— START OF Records —
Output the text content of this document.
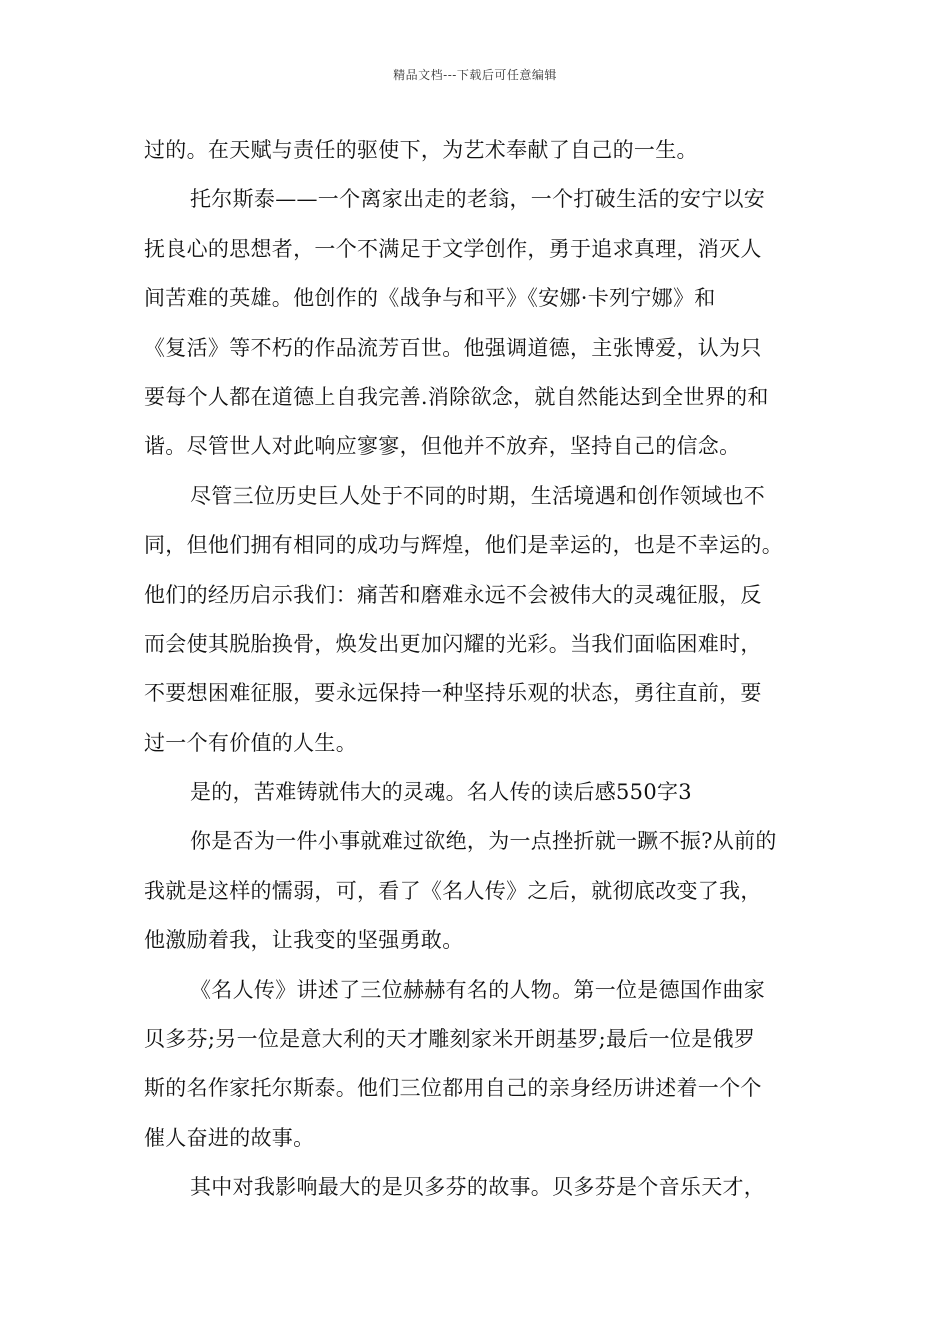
精品文档---下载后可任意编辑
过的。在天赋与责任的驱使下，为艺术奉献了自己的一生。
托尔斯泰——一个离家出走的老翁，一个打破生活的安宁以安
抚良心的思想者，一个不满足于文学创作，勇于追求真理，消灭人
间苦难的英雄。他创作的《战争与和平》《安娜·卡列宁娜》和
《复活》等不朽的作品流芳百世。他强调道德，主张博爱，认为只
要每个人都在道德上自我完善.消除欲念，就自然能达到全世界的和
谐。尽管世人对此响应寥寥，但他并不放弃，坚持自己的信念。
尽管三位历史巨人处于不同的时期，生活境遇和创作领域也不
同，但他们拥有相同的成功与辉煌，他们是幸运的，也是不幸运的。
他们的经历启示我们：痛苦和磨难永远不会被伟大的灵魂征服，反
而会使其脱胎换骨，焕发出更加闪耀的光彩。当我们面临困难时，
不要想困难征服，要永远保持一种坚持乐观的状态，勇往直前，要
过一个有价值的人生。
是的，苦难铸就伟大的灵魂。名人传的读后感550字3
你是否为一件小事就难过欲绝，为一点挫折就一蹶不振?从前的
我就是这样的懦弱，可，看了《名人传》之后，就彻底改变了我，
他激励着我，让我变的坚强勇敢。
《名人传》讲述了三位赫赫有名的人物。第一位是德国作曲家
贝多芬;另一位是意大利的天才雕刻家米开朗基罗;最后一位是俄罗
斯的名作家托尔斯泰。他们三位都用自己的亲身经历讲述着一个个
催人奋进的故事。
其中对我影响最大的是贝多芬的故事。贝多芬是个音乐天才，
— END OF Records —
Leaving all pictures aside, quote each record exactly.

Output the text content of this document.
精品文档---下载后可任意编辑
过的。在天赋与责任的驱使下，为艺术奉献了自己的一生。
托尔斯泰——一个离家出走的老翁，一个打破生活的安宁以安
抚良心的思想者，一个不满足于文学创作，勇于追求真理，消灭人
间苦难的英雄。他创作的《战争与和平》《安娜·卡列宁娜》和
《复活》等不朽的作品流芳百世。他强调道德，主张博爱，认为只
要每个人都在道德上自我完善.消除欲念，就自然能达到全世界的和
谐。尽管世人对此响应寥寥，但他并不放弃，坚持自己的信念。
尽管三位历史巨人处于不同的时期，生活境遇和创作领域也不
同，但他们拥有相同的成功与辉煌，他们是幸运的，也是不幸运的。
他们的经历启示我们：痛苦和磨难永远不会被伟大的灵魂征服，反
而会使其脱胎换骨，焕发出更加闪耀的光彩。当我们面临困难时，
不要想困难征服，要永远保持一种坚持乐观的状态，勇往直前，要
过一个有价值的人生。
是的，苦难铸就伟大的灵魂。名人传的读后感550字3
你是否为一件小事就难过欲绝，为一点挫折就一蹶不振?从前的
我就是这样的懦弱，可，看了《名人传》之后，就彻底改变了我，
他激励着我，让我变的坚强勇敢。
《名人传》讲述了三位赫赫有名的人物。第一位是德国作曲家
贝多芬;另一位是意大利的天才雕刻家米开朗基罗;最后一位是俄罗
斯的名作家托尔斯泰。他们三位都用自己的亲身经历讲述着一个个
催人奋进的故事。
其中对我影响最大的是贝多芬的故事。贝多芬是个音乐天才，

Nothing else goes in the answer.